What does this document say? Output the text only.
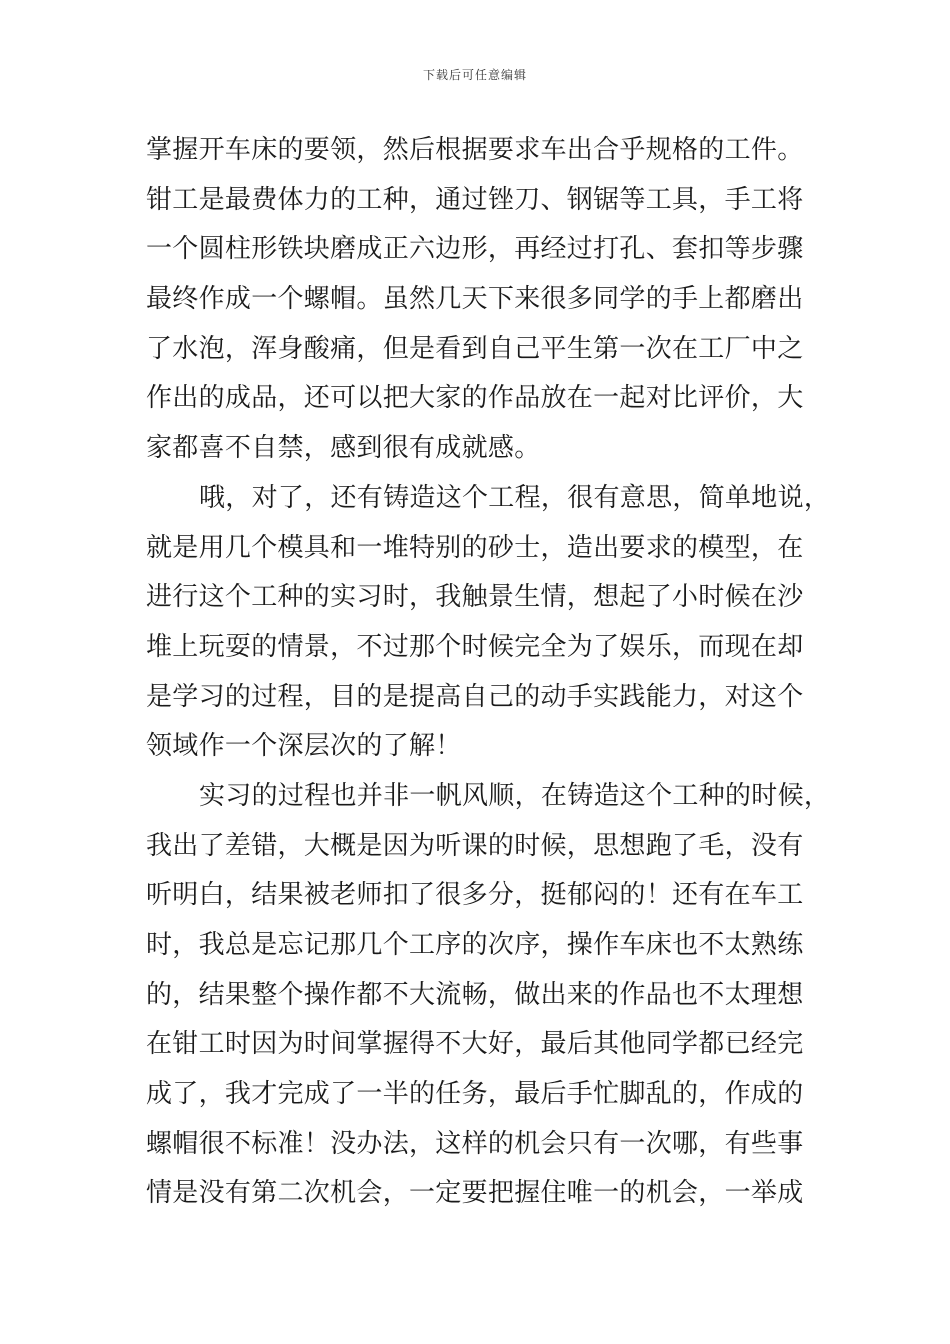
下载后可任意编辑
掌握开车床的要领，然后根据要求车出合乎规格的工件。
钳工是最费体力的工种，通过锉刀、钢锯等工具，手工将
一个圆柱形铁块磨成正六边形，再经过打孔、套扣等步骤
最终作成一个螺帽。虽然几天下来很多同学的手上都磨出
了水泡，浑身酸痛，但是看到自己平生第一次在工厂中之
作出的成品，还可以把大家的作品放在一起对比评价，大
家都喜不自禁，感到很有成就感。
哦，对了，还有铸造这个工程，很有意思，简单地说，
就是用几个模具和一堆特别的砂士，造出要求的模型，在
进行这个工种的实习时，我触景生情，想起了小时候在沙
堆上玩耍的情景，不过那个时候完全为了娱乐，而现在却
是学习的过程，目的是提高自己的动手实践能力，对这个
领域作一个深层次的了解！
实习的过程也并非一帆风顺，在铸造这个工种的时候，
我出了差错，大概是因为听课的时候，思想跑了毛，没有
听明白，结果被老师扣了很多分，挺郁闷的！还有在车工
时，我总是忘记那几个工序的次序，操作车床也不太熟练
的，结果整个操作都不大流畅，做出来的作品也不太理想
在钳工时因为时间掌握得不大好，最后其他同学都已经完
成了，我才完成了一半的任务，最后手忙脚乱的，作成的
螺帽很不标准！没办法，这样的机会只有一次哪，有些事
情是没有第二次机会，一定要把握住唯一的机会，一举成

--------------------------------

• SHORT TASK:
Pictures don't belong in the copy. Transcribe every record exactly as it appears.

• FINAL ANSWER:
What does this document say? Output the text only.
下载后可任意编辑
掌握开车床的要领，然后根据要求车出合乎规格的工件。
钳工是最费体力的工种，通过锉刀、钢锯等工具，手工将
一个圆柱形铁块磨成正六边形，再经过打孔、套扣等步骤
最终作成一个螺帽。虽然几天下来很多同学的手上都磨出
了水泡，浑身酸痛，但是看到自己平生第一次在工厂中之
作出的成品，还可以把大家的作品放在一起对比评价，大
家都喜不自禁，感到很有成就感。
哦，对了，还有铸造这个工程，很有意思，简单地说，
就是用几个模具和一堆特别的砂士，造出要求的模型，在
进行这个工种的实习时，我触景生情，想起了小时候在沙
堆上玩耍的情景，不过那个时候完全为了娱乐，而现在却
是学习的过程，目的是提高自己的动手实践能力，对这个
领域作一个深层次的了解！
实习的过程也并非一帆风顺，在铸造这个工种的时候，
我出了差错，大概是因为听课的时候，思想跑了毛，没有
听明白，结果被老师扣了很多分，挺郁闷的！还有在车工
时，我总是忘记那几个工序的次序，操作车床也不太熟练
的，结果整个操作都不大流畅，做出来的作品也不太理想
在钳工时因为时间掌握得不大好，最后其他同学都已经完
成了，我才完成了一半的任务，最后手忙脚乱的，作成的
螺帽很不标准！没办法，这样的机会只有一次哪，有些事
情是没有第二次机会，一定要把握住唯一的机会，一举成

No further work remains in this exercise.